**Text excerpt**
The TaskScheduler will wait spark.locality.wait (default: 3 seconds) at each level before relaxing to the next. On Kubernetes clusters with data in cloud object storage (S3, GCS, ADLS), ANY is the correct and expected outcome — all executors have equally remote access to object storage, so no locality preference exists. Increasing spark.locality.wait in this environment only adds scheduling delay.

Speculative execution handles straggler tasks: if one task is running dramatically slower than the median for its stage, Spark launches a duplicate on a different executor. The first copy to finish wins; the other is killed. Enable with spark.speculation=true. It helps when slowness is caused by a degraded node, but does not help for genuine data skew — a task processing 10x more data than its peers will still be slow on any executor.

🧠 Deep Dive: How Executors Manage Memory and How the Shuffle Layer Actually Works

The Internals: Unified Memory Model, Shuffle Files, and Task Concurrency

Each Executor is a separate JVM process on a worker node. It receives serialized tasks from the TaskScheduler, deserializes them, runs them against data in memory or storage, and either returns results to the Driver or writes shuffle output for downstream stages.

Unified Memory Model. Every executor JVM has a configurable heap (--executor-memory). Spark divides this heap into three regions:

graph TD
    Heap[Executor JVM Heap - set by executor-memory]
    Reserved[Reserved Memory - 300 MB fixed - JVM and Spark internals]
    SparkMem[Spark Memory Region - 60 pct of remaining heap]
    UserMem[User Memory Region - 40 pct of remaining heap]
    ExecMem[Execution Memory - joins, sorts, aggregations, shuffle buffers]
    StoreMem[Storage Memory - cached RDDs, DataFrames, broadcast variables]

    Heap --> Reserved
    Heap --> SparkMem
    Heap --> UserMem
    SparkMem --> ExecMem
    SparkMem --> StoreMem

The Spark Memory Region is shared dynamically between Execution Memory and Storage Memory. When execution needs more heap for a sort or join and storage has idle cached data, it can evict cache blocks to reclaim that space — and vice versa. This unified model replaced the static 60/40 split in Spark 1.6 and is generally better, but it means large .cache() calls can crowd out the execution memory that joins and aggregations need, causing spills to disk.

**Exercises**
1 – In the Spark excerpt, what is the default value of spark.locality.wait?
2 – Name the three regions into which the Spark excerpt says each executor JVM heap is divided.

**Collected data**
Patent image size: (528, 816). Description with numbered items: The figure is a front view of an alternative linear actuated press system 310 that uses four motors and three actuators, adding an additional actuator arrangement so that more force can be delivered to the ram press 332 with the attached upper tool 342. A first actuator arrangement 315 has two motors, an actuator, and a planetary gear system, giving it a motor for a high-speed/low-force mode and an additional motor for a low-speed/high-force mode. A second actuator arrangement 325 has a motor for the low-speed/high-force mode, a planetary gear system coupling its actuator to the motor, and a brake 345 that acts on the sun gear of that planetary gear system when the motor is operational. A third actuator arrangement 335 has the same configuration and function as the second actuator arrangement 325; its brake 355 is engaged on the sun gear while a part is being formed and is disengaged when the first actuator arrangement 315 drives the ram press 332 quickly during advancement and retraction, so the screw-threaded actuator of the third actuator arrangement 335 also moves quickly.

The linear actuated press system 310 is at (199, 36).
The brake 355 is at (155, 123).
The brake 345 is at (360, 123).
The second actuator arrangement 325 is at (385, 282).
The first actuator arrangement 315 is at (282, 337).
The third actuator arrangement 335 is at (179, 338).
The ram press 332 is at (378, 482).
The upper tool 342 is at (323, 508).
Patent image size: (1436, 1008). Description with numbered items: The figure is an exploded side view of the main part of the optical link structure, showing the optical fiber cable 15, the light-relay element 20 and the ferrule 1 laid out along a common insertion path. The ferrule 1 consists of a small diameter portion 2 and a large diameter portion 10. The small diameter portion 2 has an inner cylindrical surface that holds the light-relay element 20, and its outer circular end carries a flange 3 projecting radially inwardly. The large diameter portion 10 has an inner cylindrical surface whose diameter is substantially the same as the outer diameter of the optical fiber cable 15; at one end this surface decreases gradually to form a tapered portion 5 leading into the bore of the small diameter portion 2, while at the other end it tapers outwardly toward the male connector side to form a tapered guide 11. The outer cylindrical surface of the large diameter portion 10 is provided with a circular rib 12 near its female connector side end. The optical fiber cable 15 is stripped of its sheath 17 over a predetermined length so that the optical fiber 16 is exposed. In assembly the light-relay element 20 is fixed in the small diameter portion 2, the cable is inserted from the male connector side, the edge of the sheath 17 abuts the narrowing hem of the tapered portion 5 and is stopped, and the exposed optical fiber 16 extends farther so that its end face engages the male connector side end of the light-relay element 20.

**Solutions below**
1 – 3 seconds

2 – Reserved Memory, the Spark Memory Region, and the User Memory Region